### Work instructions
From the records, pick out and copy each line containing "type".

- - -

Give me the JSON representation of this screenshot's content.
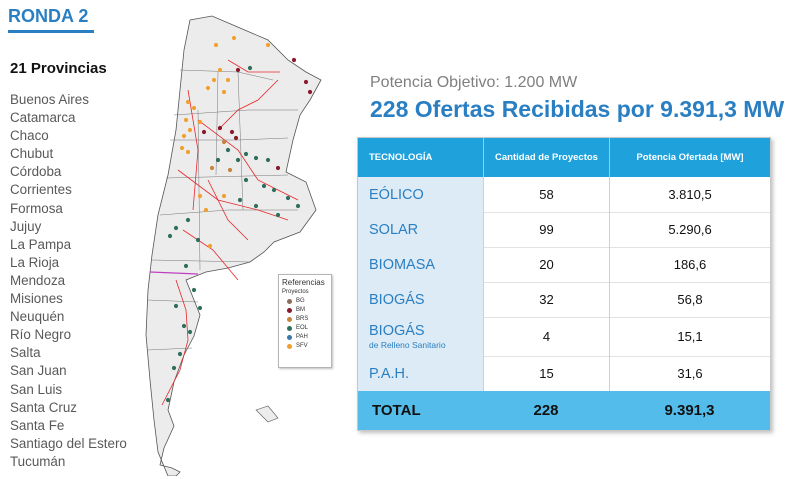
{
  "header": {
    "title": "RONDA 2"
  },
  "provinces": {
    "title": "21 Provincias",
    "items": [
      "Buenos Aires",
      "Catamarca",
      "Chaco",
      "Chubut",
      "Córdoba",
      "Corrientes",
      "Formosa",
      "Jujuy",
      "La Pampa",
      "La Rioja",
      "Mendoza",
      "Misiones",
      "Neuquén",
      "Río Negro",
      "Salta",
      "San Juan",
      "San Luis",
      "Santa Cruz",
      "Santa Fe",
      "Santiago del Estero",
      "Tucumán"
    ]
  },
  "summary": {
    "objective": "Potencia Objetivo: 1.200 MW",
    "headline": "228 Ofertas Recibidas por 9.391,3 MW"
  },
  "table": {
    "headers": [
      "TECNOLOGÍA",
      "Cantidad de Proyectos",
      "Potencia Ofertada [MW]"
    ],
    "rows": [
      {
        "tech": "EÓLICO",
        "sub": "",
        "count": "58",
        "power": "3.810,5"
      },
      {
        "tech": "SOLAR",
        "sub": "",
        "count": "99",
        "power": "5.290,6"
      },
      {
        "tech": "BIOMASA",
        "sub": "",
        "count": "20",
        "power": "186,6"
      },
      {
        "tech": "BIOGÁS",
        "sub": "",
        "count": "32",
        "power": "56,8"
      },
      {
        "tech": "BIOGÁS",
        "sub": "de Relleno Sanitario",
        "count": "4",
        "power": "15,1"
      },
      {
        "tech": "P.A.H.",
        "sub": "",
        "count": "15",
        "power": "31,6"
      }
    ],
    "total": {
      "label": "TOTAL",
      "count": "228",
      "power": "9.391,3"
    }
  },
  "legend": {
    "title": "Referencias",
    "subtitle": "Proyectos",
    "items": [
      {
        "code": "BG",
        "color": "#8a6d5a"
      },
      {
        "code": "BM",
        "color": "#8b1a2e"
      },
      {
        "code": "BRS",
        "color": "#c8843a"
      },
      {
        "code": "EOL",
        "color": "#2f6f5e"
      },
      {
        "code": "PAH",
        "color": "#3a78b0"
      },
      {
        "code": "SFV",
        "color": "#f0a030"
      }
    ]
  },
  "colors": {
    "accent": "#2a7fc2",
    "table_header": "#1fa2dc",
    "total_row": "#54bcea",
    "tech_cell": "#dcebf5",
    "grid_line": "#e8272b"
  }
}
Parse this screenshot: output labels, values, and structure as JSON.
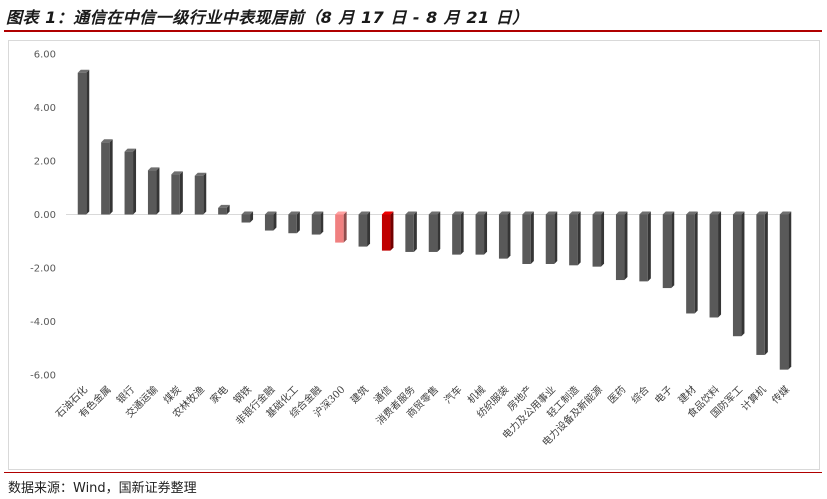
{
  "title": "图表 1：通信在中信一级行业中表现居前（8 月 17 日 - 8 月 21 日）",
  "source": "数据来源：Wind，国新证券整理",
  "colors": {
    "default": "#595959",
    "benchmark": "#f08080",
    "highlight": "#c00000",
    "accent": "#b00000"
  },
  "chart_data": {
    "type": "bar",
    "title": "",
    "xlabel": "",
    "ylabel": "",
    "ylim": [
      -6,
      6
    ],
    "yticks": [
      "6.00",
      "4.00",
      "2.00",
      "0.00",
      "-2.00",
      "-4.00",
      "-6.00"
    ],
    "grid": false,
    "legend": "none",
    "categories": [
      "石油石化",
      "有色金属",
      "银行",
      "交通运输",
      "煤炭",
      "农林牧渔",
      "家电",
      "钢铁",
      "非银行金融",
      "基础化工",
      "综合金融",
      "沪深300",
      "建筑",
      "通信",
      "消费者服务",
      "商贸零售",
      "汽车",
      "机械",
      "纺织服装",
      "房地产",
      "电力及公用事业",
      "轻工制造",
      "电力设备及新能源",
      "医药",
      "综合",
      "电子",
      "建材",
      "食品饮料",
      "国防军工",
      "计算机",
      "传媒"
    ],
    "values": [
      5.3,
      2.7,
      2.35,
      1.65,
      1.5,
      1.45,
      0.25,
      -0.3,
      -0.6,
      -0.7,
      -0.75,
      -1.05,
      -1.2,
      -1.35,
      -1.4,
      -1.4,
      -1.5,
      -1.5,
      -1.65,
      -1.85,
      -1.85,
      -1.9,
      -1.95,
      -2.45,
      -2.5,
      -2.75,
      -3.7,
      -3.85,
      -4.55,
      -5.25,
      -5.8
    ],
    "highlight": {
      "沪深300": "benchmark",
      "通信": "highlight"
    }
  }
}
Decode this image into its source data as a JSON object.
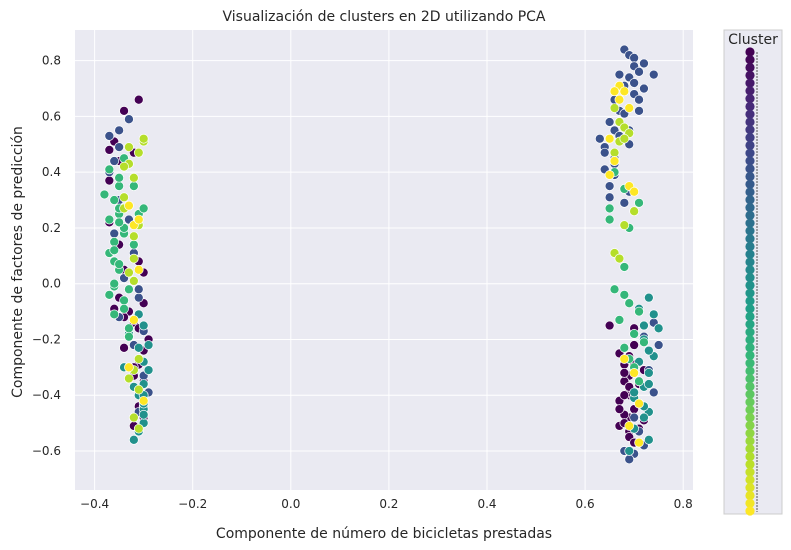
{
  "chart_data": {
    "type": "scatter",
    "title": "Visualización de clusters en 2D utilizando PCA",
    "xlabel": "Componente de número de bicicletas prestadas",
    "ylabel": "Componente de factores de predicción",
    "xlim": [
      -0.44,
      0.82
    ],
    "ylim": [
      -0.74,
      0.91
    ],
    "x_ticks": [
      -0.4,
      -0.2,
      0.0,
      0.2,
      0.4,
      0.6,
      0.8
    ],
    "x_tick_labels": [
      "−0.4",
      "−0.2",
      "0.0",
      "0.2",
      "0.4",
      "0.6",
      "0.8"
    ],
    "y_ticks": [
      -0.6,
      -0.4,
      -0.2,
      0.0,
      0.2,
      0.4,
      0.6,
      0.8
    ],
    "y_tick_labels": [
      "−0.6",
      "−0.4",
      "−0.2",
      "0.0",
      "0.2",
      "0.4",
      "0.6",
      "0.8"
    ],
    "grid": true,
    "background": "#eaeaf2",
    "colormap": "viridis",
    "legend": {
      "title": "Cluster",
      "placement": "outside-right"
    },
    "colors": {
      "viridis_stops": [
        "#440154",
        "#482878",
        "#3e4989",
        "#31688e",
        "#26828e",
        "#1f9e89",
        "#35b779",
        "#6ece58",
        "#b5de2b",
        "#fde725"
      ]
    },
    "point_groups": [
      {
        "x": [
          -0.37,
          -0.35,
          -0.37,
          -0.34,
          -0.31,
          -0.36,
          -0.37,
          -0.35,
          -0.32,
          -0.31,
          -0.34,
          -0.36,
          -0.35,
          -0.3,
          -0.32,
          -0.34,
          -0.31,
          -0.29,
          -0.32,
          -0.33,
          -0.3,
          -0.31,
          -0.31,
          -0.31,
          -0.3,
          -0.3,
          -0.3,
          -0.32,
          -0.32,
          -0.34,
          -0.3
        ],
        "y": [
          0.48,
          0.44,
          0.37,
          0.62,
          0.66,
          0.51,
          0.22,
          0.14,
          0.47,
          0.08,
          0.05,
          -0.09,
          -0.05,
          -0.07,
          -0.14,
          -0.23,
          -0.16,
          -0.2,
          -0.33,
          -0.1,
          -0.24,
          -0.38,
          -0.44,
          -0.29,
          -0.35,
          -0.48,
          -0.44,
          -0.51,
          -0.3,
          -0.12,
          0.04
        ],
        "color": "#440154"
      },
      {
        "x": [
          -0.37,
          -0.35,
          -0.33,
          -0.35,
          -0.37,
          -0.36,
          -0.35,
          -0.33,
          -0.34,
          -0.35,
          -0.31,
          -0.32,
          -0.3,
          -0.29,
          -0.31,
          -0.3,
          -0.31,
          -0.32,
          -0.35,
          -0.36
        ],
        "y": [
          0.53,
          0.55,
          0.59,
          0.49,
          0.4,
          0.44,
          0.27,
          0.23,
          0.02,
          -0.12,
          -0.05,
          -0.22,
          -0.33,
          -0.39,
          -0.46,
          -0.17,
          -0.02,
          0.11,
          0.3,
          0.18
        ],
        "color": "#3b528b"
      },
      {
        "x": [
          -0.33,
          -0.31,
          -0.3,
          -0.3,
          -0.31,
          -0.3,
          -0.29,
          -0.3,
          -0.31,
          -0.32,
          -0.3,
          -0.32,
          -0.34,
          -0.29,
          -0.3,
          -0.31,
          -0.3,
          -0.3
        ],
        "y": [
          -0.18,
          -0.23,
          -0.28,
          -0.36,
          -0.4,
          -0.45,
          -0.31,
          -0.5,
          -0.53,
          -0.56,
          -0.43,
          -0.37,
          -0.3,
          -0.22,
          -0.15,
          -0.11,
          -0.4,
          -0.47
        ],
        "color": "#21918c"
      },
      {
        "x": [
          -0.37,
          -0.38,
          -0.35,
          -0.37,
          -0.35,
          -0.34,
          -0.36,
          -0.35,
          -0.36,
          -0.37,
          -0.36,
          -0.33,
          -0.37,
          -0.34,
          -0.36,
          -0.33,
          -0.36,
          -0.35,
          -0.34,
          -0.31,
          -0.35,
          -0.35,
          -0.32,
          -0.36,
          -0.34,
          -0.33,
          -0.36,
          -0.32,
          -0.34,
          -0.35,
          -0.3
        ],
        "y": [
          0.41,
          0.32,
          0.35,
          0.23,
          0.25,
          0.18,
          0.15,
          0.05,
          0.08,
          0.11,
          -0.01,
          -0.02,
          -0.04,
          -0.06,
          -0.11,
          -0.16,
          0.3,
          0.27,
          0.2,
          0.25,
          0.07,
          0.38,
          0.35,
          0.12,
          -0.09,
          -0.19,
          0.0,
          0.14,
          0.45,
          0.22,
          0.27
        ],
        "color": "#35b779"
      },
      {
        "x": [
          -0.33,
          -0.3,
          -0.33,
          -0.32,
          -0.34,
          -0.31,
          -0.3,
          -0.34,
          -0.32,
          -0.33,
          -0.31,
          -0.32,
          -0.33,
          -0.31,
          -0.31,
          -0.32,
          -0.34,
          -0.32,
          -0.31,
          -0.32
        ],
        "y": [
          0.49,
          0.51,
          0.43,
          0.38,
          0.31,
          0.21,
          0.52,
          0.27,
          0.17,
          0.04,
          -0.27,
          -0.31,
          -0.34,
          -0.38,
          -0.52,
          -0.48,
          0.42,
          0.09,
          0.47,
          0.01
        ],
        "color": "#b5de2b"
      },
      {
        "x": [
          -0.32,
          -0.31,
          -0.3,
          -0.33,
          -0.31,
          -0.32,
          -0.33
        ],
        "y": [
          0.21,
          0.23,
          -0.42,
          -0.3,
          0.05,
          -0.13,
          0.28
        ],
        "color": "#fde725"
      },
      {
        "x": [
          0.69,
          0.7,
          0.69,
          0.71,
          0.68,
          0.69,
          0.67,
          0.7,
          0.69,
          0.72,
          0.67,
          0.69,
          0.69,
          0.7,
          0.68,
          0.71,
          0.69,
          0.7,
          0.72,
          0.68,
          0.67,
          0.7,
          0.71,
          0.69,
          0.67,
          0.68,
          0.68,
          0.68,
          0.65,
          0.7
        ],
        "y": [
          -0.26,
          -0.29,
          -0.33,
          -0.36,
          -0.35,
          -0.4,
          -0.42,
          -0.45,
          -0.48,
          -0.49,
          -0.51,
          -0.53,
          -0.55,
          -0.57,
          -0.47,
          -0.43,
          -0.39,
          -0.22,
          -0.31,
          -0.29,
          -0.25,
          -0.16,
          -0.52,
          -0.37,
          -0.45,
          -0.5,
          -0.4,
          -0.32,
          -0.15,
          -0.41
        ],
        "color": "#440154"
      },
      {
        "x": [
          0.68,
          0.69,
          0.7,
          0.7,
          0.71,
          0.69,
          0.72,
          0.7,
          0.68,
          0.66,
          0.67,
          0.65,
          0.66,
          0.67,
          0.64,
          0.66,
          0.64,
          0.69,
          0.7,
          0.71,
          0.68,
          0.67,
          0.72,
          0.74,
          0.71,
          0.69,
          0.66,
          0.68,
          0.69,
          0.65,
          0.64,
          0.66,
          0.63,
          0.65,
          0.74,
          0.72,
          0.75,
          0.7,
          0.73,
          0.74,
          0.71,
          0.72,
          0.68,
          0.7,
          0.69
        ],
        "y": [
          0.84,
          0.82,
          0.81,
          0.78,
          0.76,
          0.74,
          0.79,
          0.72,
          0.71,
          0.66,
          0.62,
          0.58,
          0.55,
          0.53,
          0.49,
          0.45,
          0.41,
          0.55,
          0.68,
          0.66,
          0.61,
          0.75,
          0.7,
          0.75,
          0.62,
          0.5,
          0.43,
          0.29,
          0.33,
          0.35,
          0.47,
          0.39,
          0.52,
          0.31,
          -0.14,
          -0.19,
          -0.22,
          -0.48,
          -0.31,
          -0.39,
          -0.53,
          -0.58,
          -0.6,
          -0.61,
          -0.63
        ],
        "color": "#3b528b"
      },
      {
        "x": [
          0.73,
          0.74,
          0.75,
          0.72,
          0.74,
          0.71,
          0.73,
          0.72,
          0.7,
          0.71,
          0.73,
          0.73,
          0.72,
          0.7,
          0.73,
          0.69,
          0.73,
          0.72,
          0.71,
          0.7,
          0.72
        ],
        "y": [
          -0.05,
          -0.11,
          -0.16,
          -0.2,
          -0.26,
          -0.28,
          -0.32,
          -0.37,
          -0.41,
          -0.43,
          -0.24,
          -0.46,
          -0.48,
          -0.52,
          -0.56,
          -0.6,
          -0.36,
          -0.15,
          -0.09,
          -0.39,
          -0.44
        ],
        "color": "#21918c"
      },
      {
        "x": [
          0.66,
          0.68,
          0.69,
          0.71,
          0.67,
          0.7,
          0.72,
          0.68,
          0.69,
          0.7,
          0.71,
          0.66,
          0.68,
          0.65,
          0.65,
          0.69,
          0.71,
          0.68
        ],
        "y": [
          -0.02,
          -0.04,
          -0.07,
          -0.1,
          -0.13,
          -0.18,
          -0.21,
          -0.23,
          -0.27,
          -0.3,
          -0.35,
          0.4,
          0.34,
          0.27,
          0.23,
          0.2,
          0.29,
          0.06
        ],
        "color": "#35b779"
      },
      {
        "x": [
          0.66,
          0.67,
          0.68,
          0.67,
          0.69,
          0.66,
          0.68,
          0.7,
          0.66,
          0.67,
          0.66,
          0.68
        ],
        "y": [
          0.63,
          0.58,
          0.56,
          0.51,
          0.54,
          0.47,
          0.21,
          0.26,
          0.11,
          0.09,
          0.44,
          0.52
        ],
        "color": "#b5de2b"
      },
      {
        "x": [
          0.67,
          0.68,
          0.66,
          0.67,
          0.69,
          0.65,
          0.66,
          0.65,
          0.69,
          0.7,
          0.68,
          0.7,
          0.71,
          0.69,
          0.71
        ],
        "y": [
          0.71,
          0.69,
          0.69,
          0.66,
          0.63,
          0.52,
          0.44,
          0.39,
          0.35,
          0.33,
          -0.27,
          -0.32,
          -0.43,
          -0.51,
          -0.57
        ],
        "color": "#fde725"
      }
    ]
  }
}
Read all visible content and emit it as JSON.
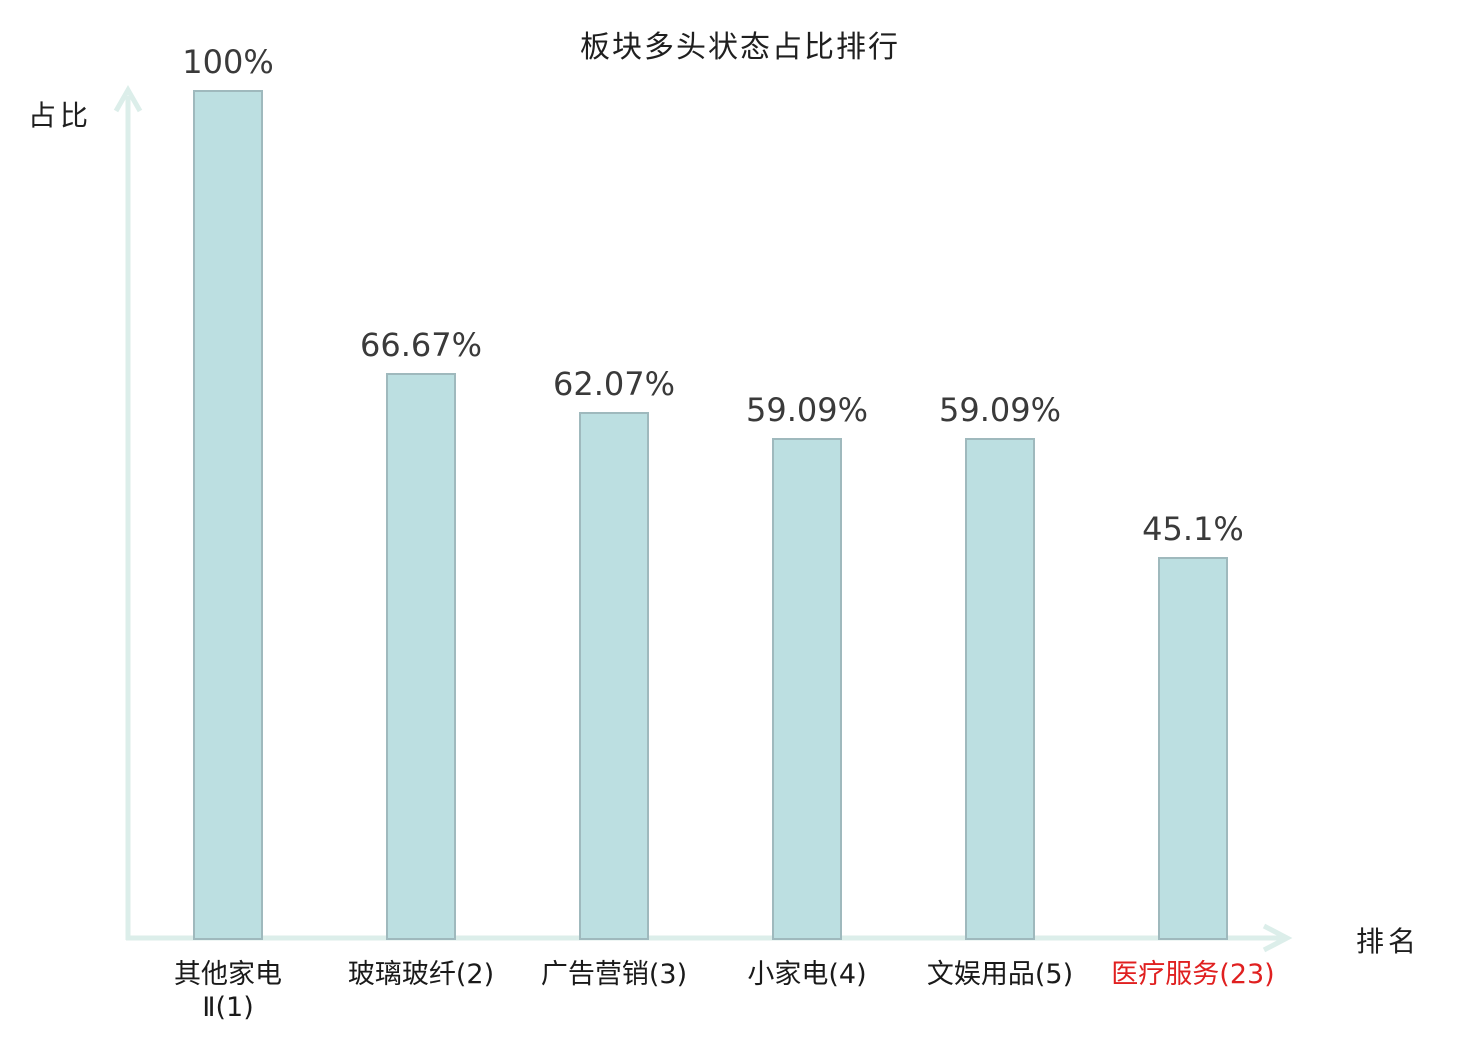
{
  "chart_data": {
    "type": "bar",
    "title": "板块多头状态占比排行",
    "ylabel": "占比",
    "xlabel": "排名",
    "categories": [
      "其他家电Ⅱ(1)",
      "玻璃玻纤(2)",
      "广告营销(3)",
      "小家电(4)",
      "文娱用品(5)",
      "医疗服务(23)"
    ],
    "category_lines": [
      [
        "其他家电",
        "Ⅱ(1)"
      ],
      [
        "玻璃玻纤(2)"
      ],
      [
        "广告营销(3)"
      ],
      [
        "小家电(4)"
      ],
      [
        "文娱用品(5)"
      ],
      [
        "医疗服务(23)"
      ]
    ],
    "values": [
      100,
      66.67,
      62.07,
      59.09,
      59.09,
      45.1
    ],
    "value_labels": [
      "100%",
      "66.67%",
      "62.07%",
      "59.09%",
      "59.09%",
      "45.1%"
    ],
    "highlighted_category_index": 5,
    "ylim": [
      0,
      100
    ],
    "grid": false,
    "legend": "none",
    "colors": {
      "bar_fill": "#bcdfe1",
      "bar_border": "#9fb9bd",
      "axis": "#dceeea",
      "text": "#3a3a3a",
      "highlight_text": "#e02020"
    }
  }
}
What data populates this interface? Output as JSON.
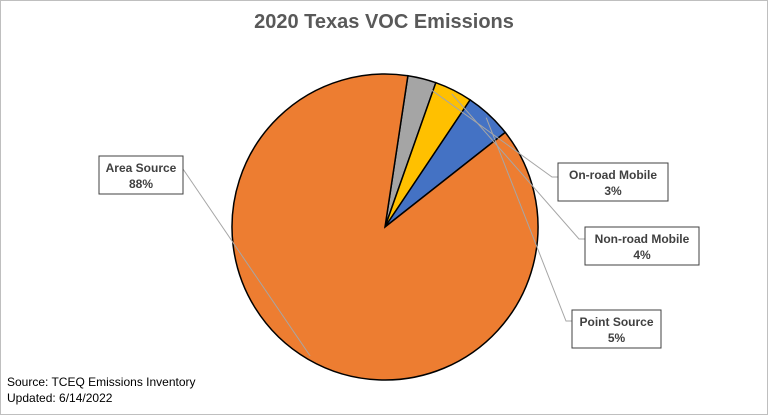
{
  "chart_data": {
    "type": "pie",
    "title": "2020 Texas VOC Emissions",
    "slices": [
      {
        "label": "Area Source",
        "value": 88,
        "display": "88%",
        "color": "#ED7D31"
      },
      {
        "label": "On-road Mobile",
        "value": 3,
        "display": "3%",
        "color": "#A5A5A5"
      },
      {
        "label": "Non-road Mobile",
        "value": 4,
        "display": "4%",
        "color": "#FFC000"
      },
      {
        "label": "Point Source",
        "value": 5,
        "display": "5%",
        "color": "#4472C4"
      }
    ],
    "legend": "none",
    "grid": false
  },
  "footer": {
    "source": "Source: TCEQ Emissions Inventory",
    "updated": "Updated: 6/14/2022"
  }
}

- - -

### Complete response
    "type": "bar",
    "type": "scatter",
    "type": "bar",
    "type": "pie",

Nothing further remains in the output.